##### PROVIDED MATERIAL

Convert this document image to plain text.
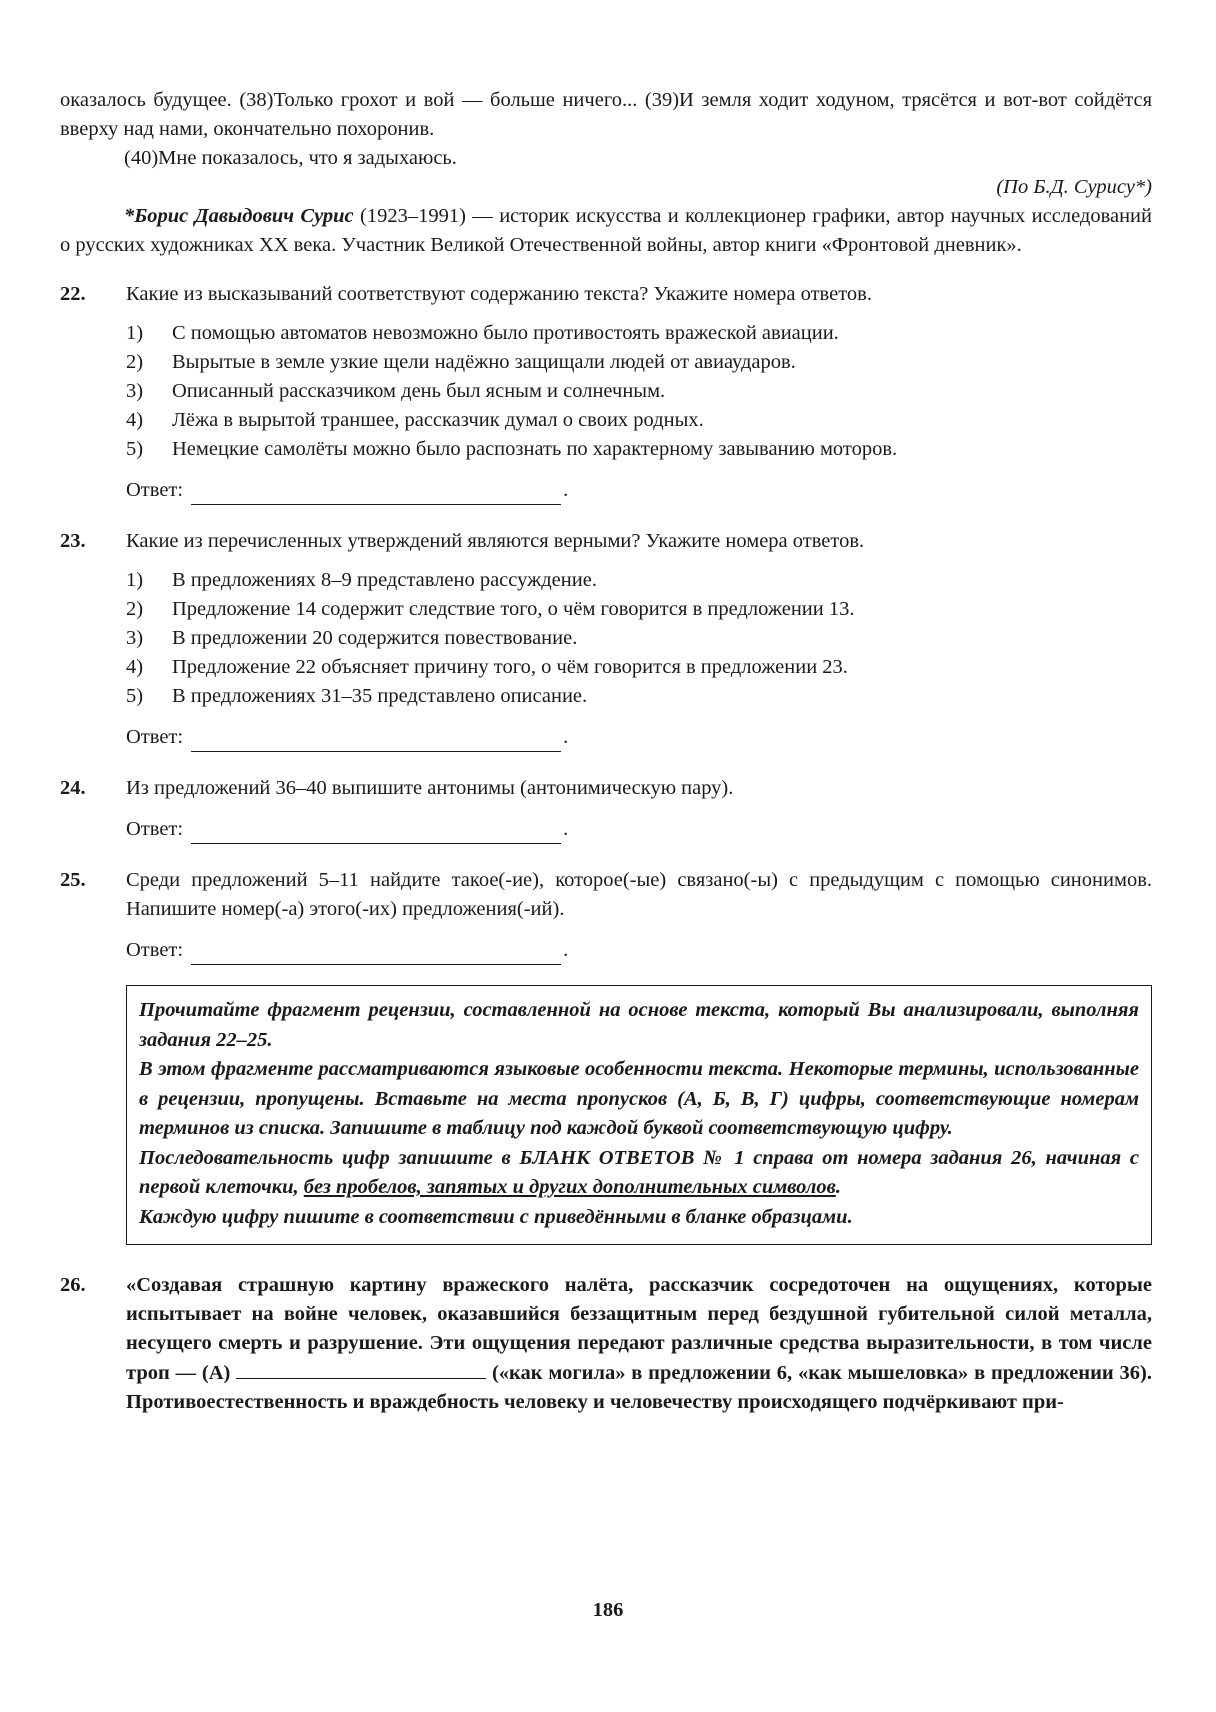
оказалось будущее. (38)Только грохот и вой — больше ничего... (39)И земля ходит ходуном, трясётся и вот-вот сойдётся вверху над нами, окончательно похоронив.

(40)Мне показалось, что я задыхаюсь.

(По Б.Д. Сурису*)

*Борис Давыдович Сурис (1923–1991) — историк искусства и коллекционер графики, автор научных исследований о русских художниках XX века. Участник Великой Отечественной войны, автор книги «Фронтовой дневник».

22.	Какие из высказываний соответствуют содержанию текста? Укажите номера ответов.

1)	С помощью автоматов невозможно было противостоять вражеской авиации.
2)	Вырытые в земле узкие щели надёжно защищали людей от авиаударов.
3)	Описанный рассказчиком день был ясным и солнечным.
4)	Лёжа в вырытой траншее, рассказчик думал о своих родных.
5)	Немецкие самолёты можно было распознать по характерному завыванию моторов.
Ответ:	.
23.	Какие из перечисленных утверждений являются верными? Укажите номера ответов.

1)	В предложениях 8–9 представлено рассуждение.
2)	Предложение 14 содержит следствие того, о чём говорится в предложении 13.
3)	В предложении 20 содержится повествование.
4)	Предложение 22 объясняет причину того, о чём говорится в предложении 23.
5)	В предложениях 31–35 представлено описание.
Ответ:	.
24.	Из предложений 36–40 выпишите антонимы (антонимическую пару).

Ответ:	.
25.	Среди предложений 5–11 найдите такое(-ие), которое(-ые) связано(-ы) с предыдущим с помощью синонимов. Напишите номер(-а) этого(-их) предложения(-ий).

Ответ:	.

Прочитайте фрагмент рецензии, составленной на основе текста, который Вы анализировали, выполняя задания 22–25.

В этом фрагменте рассматриваются языковые особенности текста. Некоторые термины, использованные в рецензии, пропущены. Вставьте на места пропусков (А, Б, В, Г) цифры, соответствующие номерам терминов из списка. Запишите в таблицу под каждой буквой соответствующую цифру.

Последовательность цифр запишите в БЛАНК ОТВЕТОВ № 1 справа от номера задания 26, начиная с первой клеточки, без пробелов, запятых и других дополнительных символов.

Каждую цифру пишите в соответствии с приведёнными в бланке образцами.

26.	«Создавая страшную картину вражеского налёта, рассказчик сосредоточен на ощущениях, которые испытывает на войне человек, оказавшийся беззащитным перед бездушной губительной силой металла, несущего смерть и разрушение. Эти ощущения передают различные средства выразительности, в том числе троп — (А)	(«как могила» в предложении 6, «как мышеловка» в предложении 36). Противоестественность и враждебность человеку и человечеству происходящего подчёркивают при-

186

##########

PROBLEM STATEMENT
Leaving the pictures aside, transcribe the entire listing exactly.

THE RESULT
Convert this document image to plain text.
оказалось будущее. (38)Только грохот и вой — больше ничего... (39)И земля ходит ходуном, трясётся и вот-вот сойдётся вверху над нами, окончательно похоронив.

(40)Мне показалось, что я задыхаюсь.

(По Б.Д. Сурису*)

*Борис Давыдович Сурис (1923–1991) — историк искусства и коллекционер графики, автор научных исследований о русских художниках XX века. Участник Великой Отечественной войны, автор книги «Фронтовой дневник».

22.	Какие из высказываний соответствуют содержанию текста? Укажите номера ответов.

1)	С помощью автоматов невозможно было противостоять вражеской авиации.
2)	Вырытые в земле узкие щели надёжно защищали людей от авиаударов.
3)	Описанный рассказчиком день был ясным и солнечным.
4)	Лёжа в вырытой траншее, рассказчик думал о своих родных.
5)	Немецкие самолёты можно было распознать по характерному завыванию моторов.
Ответ:	.
23.	Какие из перечисленных утверждений являются верными? Укажите номера ответов.

1)	В предложениях 8–9 представлено рассуждение.
2)	Предложение 14 содержит следствие того, о чём говорится в предложении 13.
3)	В предложении 20 содержится повествование.
4)	Предложение 22 объясняет причину того, о чём говорится в предложении 23.
5)	В предложениях 31–35 представлено описание.
Ответ:	.
24.	Из предложений 36–40 выпишите антонимы (антонимическую пару).

Ответ:	.
25.	Среди предложений 5–11 найдите такое(-ие), которое(-ые) связано(-ы) с предыдущим с помощью синонимов. Напишите номер(-а) этого(-их) предложения(-ий).

Ответ:	.

Прочитайте фрагмент рецензии, составленной на основе текста, который Вы анализировали, выполняя задания 22–25.

В этом фрагменте рассматриваются языковые особенности текста. Некоторые термины, использованные в рецензии, пропущены. Вставьте на места пропусков (А, Б, В, Г) цифры, соответствующие номерам терминов из списка. Запишите в таблицу под каждой буквой соответствующую цифру.

Последовательность цифр запишите в БЛАНК ОТВЕТОВ № 1 справа от номера задания 26, начиная с первой клеточки, без пробелов, запятых и других дополнительных символов.

Каждую цифру пишите в соответствии с приведёнными в бланке образцами.

26.	«Создавая страшную картину вражеского налёта, рассказчик сосредоточен на ощущениях, которые испытывает на войне человек, оказавшийся беззащитным перед бездушной губительной силой металла, несущего смерть и разрушение. Эти ощущения передают различные средства выразительности, в том числе троп — (А)	(«как могила» в предложении 6, «как мышеловка» в предложении 36). Противоестественность и враждебность человеку и человечеству происходящего подчёркивают при-

186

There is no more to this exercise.